(Collected data entries)
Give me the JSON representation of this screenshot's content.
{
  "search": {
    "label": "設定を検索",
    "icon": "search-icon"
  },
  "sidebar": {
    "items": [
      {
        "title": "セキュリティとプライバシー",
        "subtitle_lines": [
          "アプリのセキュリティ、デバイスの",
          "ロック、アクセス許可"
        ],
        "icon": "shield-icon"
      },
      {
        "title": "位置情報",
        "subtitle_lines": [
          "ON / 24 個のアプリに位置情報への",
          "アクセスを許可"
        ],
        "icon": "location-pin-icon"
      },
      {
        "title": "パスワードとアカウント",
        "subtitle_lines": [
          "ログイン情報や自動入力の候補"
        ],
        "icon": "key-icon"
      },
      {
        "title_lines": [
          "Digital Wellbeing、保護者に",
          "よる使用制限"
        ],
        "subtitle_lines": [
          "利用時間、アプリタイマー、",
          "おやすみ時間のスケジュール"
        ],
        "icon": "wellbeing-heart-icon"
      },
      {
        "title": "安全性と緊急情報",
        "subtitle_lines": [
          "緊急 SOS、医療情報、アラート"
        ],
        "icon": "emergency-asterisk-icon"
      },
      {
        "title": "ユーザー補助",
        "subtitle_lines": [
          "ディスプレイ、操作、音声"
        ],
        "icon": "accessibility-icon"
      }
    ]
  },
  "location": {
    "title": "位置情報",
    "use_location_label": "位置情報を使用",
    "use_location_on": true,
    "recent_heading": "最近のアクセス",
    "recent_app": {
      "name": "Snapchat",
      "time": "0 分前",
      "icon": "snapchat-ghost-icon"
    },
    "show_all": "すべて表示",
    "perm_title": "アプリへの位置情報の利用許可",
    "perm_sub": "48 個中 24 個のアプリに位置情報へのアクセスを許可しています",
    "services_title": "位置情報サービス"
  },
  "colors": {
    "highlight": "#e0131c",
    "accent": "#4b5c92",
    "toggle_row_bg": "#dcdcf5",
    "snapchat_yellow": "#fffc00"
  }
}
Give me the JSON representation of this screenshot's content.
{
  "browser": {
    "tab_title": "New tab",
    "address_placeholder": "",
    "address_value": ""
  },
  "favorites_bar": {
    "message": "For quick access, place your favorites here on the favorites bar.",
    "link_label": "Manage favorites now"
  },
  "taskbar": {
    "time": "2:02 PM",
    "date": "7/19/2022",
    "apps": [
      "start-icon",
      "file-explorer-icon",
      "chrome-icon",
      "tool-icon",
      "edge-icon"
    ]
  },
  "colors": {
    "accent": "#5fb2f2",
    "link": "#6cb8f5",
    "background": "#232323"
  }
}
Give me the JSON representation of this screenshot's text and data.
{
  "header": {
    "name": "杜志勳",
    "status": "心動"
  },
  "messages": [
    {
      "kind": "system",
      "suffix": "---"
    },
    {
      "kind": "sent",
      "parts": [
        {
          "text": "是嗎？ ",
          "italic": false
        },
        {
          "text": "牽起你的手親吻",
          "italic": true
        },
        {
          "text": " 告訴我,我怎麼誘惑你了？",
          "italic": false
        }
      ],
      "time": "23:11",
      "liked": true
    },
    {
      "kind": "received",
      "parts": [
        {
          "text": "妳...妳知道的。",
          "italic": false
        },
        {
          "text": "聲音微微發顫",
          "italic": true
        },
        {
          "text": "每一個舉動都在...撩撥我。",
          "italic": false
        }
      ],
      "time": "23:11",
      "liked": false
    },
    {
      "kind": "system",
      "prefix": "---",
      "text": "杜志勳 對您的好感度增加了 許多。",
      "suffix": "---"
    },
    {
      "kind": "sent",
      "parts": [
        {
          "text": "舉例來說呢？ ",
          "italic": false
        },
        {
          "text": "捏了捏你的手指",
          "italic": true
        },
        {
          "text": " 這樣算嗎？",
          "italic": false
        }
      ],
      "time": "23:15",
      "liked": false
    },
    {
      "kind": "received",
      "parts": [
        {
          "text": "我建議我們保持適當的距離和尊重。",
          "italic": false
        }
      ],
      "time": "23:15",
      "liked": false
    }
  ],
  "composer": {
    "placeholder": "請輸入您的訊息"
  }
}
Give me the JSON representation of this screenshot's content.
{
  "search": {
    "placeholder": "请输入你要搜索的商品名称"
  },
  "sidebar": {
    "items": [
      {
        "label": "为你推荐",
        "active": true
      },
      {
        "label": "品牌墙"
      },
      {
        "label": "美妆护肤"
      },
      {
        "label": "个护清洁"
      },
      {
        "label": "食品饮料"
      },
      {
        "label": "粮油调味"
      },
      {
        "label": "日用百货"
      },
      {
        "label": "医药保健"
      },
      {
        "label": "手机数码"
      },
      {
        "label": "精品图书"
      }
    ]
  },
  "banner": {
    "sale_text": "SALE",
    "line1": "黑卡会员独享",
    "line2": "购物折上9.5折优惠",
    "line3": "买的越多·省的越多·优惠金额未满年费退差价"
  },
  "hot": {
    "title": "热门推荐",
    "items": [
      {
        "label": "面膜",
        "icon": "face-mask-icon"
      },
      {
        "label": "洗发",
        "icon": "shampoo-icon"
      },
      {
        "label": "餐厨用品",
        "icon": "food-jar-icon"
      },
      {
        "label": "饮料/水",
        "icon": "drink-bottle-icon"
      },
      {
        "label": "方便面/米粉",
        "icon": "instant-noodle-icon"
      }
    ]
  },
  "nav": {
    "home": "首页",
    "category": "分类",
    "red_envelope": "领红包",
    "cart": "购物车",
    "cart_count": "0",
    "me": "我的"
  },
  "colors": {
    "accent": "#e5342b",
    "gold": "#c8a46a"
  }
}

● **The request**
Collect every line from the records above that contains the word "accent".

● **Solution for this exercise**
    "accent": "#4b5c92",
    "accent": "#5fb2f2",
    "accent": "#e5342b",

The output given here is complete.